— Instruction —
Your task is to output the listing word for word, with pictures excluded.

— Dataset rows —
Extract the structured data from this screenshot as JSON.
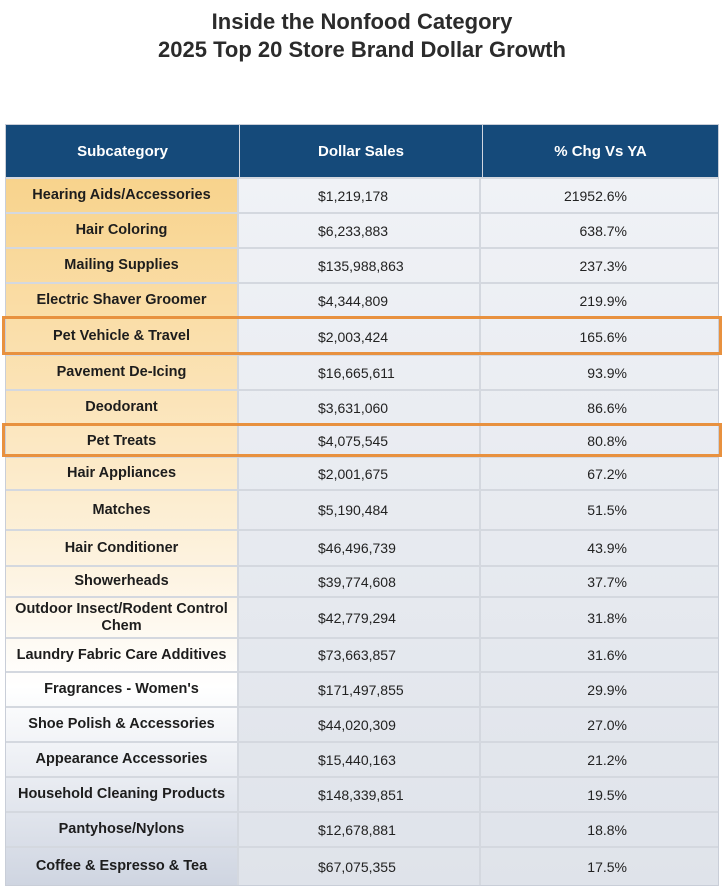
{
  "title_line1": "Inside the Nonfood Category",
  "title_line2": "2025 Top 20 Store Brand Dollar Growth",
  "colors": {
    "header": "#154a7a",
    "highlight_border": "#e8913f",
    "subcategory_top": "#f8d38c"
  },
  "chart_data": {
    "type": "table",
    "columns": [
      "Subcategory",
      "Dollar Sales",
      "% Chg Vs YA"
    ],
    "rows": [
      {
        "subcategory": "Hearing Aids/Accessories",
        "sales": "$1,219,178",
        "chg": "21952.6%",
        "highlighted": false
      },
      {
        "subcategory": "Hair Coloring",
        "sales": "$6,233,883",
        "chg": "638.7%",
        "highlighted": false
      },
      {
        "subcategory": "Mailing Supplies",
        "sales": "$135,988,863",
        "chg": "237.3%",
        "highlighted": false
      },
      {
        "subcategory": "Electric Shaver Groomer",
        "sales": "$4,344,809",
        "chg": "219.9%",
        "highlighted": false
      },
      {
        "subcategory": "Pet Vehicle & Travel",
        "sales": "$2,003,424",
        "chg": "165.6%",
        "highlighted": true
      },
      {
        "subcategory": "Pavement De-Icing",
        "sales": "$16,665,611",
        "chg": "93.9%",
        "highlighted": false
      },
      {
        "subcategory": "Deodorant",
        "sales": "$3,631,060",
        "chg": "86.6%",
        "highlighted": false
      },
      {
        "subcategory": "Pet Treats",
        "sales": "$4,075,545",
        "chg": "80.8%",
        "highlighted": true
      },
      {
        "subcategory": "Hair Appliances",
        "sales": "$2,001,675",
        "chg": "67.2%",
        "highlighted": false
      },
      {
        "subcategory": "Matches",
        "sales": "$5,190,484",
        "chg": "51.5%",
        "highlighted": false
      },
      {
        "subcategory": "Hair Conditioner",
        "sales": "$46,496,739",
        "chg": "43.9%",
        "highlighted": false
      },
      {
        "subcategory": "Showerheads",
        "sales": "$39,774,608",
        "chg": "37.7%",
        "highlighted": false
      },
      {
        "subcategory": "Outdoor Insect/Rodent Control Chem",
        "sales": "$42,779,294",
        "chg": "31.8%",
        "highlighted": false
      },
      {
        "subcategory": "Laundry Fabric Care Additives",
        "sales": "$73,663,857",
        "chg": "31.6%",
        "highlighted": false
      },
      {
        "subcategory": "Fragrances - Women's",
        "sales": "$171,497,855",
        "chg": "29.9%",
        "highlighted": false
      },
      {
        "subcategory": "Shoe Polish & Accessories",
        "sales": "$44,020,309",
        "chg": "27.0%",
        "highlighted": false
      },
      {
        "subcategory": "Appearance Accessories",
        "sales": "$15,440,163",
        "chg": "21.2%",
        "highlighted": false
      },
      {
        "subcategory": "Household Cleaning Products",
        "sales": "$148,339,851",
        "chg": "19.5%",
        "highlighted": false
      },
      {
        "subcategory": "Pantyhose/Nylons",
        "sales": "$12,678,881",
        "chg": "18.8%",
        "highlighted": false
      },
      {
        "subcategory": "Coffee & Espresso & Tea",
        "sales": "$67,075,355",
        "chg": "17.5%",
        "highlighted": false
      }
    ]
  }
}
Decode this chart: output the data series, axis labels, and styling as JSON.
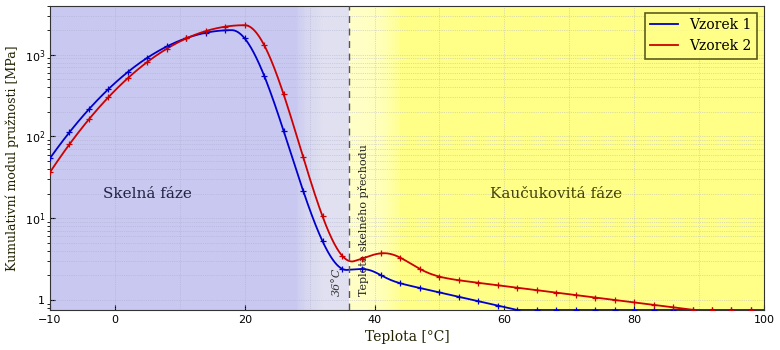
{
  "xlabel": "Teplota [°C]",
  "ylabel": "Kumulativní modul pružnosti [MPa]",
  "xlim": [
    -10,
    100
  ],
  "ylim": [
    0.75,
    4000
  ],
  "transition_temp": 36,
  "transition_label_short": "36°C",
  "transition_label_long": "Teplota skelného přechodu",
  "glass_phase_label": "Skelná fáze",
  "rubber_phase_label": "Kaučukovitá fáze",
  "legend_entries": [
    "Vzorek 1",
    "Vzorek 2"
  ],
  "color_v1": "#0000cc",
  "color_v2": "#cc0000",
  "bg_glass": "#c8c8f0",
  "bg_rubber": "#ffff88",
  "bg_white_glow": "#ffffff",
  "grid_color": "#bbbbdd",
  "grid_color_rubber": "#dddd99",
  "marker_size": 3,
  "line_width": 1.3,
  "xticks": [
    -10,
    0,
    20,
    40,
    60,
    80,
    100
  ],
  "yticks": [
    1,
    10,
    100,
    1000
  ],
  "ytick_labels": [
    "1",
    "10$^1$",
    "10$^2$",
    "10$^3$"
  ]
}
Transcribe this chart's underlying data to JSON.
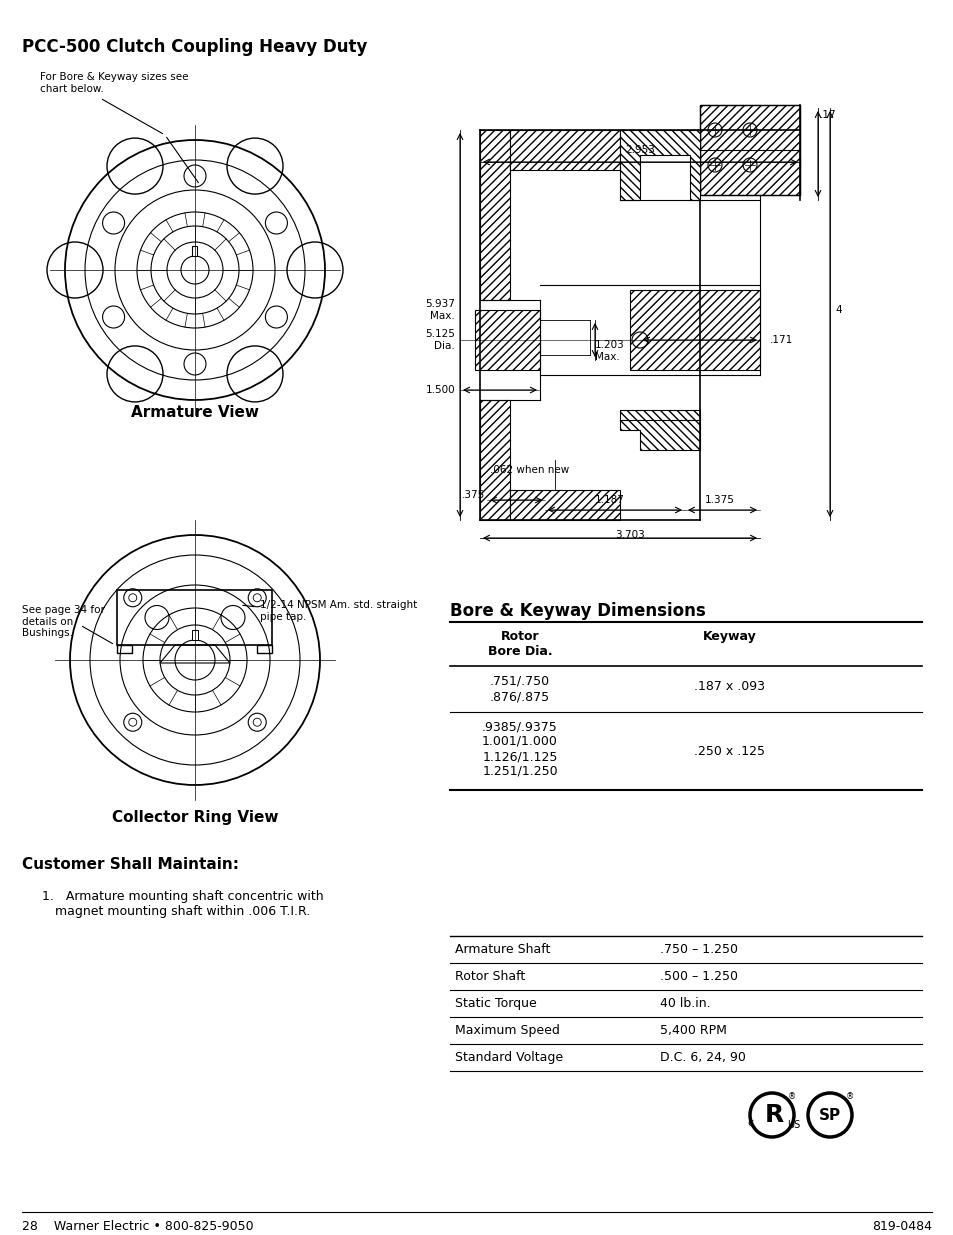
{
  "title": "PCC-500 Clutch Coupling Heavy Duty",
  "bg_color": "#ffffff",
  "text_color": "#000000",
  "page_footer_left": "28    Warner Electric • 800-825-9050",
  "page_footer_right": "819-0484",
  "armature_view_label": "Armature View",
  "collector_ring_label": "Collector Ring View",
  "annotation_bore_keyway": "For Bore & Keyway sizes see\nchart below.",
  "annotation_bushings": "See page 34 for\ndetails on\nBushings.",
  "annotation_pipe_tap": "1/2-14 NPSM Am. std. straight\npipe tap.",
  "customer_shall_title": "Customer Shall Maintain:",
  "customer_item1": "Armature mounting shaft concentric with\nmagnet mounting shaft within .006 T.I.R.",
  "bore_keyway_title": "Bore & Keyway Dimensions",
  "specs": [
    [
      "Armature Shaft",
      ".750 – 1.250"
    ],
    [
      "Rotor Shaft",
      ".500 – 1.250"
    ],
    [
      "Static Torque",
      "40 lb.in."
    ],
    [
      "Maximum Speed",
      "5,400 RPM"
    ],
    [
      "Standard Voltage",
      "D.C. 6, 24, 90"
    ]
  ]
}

— Answer —
Extract the structured data from this screenshot as JSON.
{
  "title_line1": "Inside the Nonfood Category",
  "title_line2": "2025 Top 20 Store Brand Dollar Growth",
  "colors": {
    "header": "#154a7a",
    "highlight_border": "#e8913f",
    "subcategory_top": "#f8d38c"
  },
  "chart_data": {
    "type": "table",
    "columns": [
      "Subcategory",
      "Dollar Sales",
      "% Chg Vs YA"
    ],
    "rows": [
      {
        "subcategory": "Hearing Aids/Accessories",
        "sales": "$1,219,178",
        "chg": "21952.6%",
        "highlighted": false
      },
      {
        "subcategory": "Hair Coloring",
        "sales": "$6,233,883",
        "chg": "638.7%",
        "highlighted": false
      },
      {
        "subcategory": "Mailing Supplies",
        "sales": "$135,988,863",
        "chg": "237.3%",
        "highlighted": false
      },
      {
        "subcategory": "Electric Shaver Groomer",
        "sales": "$4,344,809",
        "chg": "219.9%",
        "highlighted": false
      },
      {
        "subcategory": "Pet Vehicle & Travel",
        "sales": "$2,003,424",
        "chg": "165.6%",
        "highlighted": true
      },
      {
        "subcategory": "Pavement De-Icing",
        "sales": "$16,665,611",
        "chg": "93.9%",
        "highlighted": false
      },
      {
        "subcategory": "Deodorant",
        "sales": "$3,631,060",
        "chg": "86.6%",
        "highlighted": false
      },
      {
        "subcategory": "Pet Treats",
        "sales": "$4,075,545",
        "chg": "80.8%",
        "highlighted": true
      },
      {
        "subcategory": "Hair Appliances",
        "sales": "$2,001,675",
        "chg": "67.2%",
        "highlighted": false
      },
      {
        "subcategory": "Matches",
        "sales": "$5,190,484",
        "chg": "51.5%",
        "highlighted": false
      },
      {
        "subcategory": "Hair Conditioner",
        "sales": "$46,496,739",
        "chg": "43.9%",
        "highlighted": false
      },
      {
        "subcategory": "Showerheads",
        "sales": "$39,774,608",
        "chg": "37.7%",
        "highlighted": false
      },
      {
        "subcategory": "Outdoor Insect/Rodent Control Chem",
        "sales": "$42,779,294",
        "chg": "31.8%",
        "highlighted": false
      },
      {
        "subcategory": "Laundry Fabric Care Additives",
        "sales": "$73,663,857",
        "chg": "31.6%",
        "highlighted": false
      },
      {
        "subcategory": "Fragrances - Women's",
        "sales": "$171,497,855",
        "chg": "29.9%",
        "highlighted": false
      },
      {
        "subcategory": "Shoe Polish & Accessories",
        "sales": "$44,020,309",
        "chg": "27.0%",
        "highlighted": false
      },
      {
        "subcategory": "Appearance Accessories",
        "sales": "$15,440,163",
        "chg": "21.2%",
        "highlighted": false
      },
      {
        "subcategory": "Household Cleaning Products",
        "sales": "$148,339,851",
        "chg": "19.5%",
        "highlighted": false
      },
      {
        "subcategory": "Pantyhose/Nylons",
        "sales": "$12,678,881",
        "chg": "18.8%",
        "highlighted": false
      },
      {
        "subcategory": "Coffee & Espresso & Tea",
        "sales": "$67,075,355",
        "chg": "17.5%",
        "highlighted": false
      }
    ]
  }
}
Decode this chart: output the data series, axis labels, and styling as JSON.
{
  "xlabel": "Teplota [°C]",
  "ylabel": "Kumulativní modul pružnosti [MPa]",
  "xlim": [
    -10,
    100
  ],
  "ylim": [
    0.75,
    4000
  ],
  "transition_temp": 36,
  "transition_label_short": "36°C",
  "transition_label_long": "Teplota skelného přechodu",
  "glass_phase_label": "Skelná fáze",
  "rubber_phase_label": "Kaučukovitá fáze",
  "legend_entries": [
    "Vzorek 1",
    "Vzorek 2"
  ],
  "color_v1": "#0000cc",
  "color_v2": "#cc0000",
  "bg_glass": "#c8c8f0",
  "bg_rubber": "#ffff88",
  "bg_white_glow": "#ffffff",
  "grid_color": "#bbbbdd",
  "grid_color_rubber": "#dddd99",
  "marker_size": 3,
  "line_width": 1.3,
  "xticks": [
    -10,
    0,
    20,
    40,
    60,
    80,
    100
  ],
  "yticks": [
    1,
    10,
    100,
    1000
  ],
  "ytick_labels": [
    "1",
    "10$^1$",
    "10$^2$",
    "10$^3$"
  ]
}
Transcribe this chart's underlying data to JSON.
{
  "title": "PCC-500 Clutch Coupling Heavy Duty",
  "bg_color": "#ffffff",
  "text_color": "#000000",
  "page_footer_left": "28    Warner Electric • 800-825-9050",
  "page_footer_right": "819-0484",
  "armature_view_label": "Armature View",
  "collector_ring_label": "Collector Ring View",
  "annotation_bore_keyway": "For Bore & Keyway sizes see\nchart below.",
  "annotation_bushings": "See page 34 for\ndetails on\nBushings.",
  "annotation_pipe_tap": "1/2-14 NPSM Am. std. straight\npipe tap.",
  "customer_shall_title": "Customer Shall Maintain:",
  "customer_item1": "Armature mounting shaft concentric with\nmagnet mounting shaft within .006 T.I.R.",
  "bore_keyway_title": "Bore & Keyway Dimensions",
  "specs": [
    [
      "Armature Shaft",
      ".750 – 1.250"
    ],
    [
      "Rotor Shaft",
      ".500 – 1.250"
    ],
    [
      "Static Torque",
      "40 lb.in."
    ],
    [
      "Maximum Speed",
      "5,400 RPM"
    ],
    [
      "Standard Voltage",
      "D.C. 6, 24, 90"
    ]
  ]
}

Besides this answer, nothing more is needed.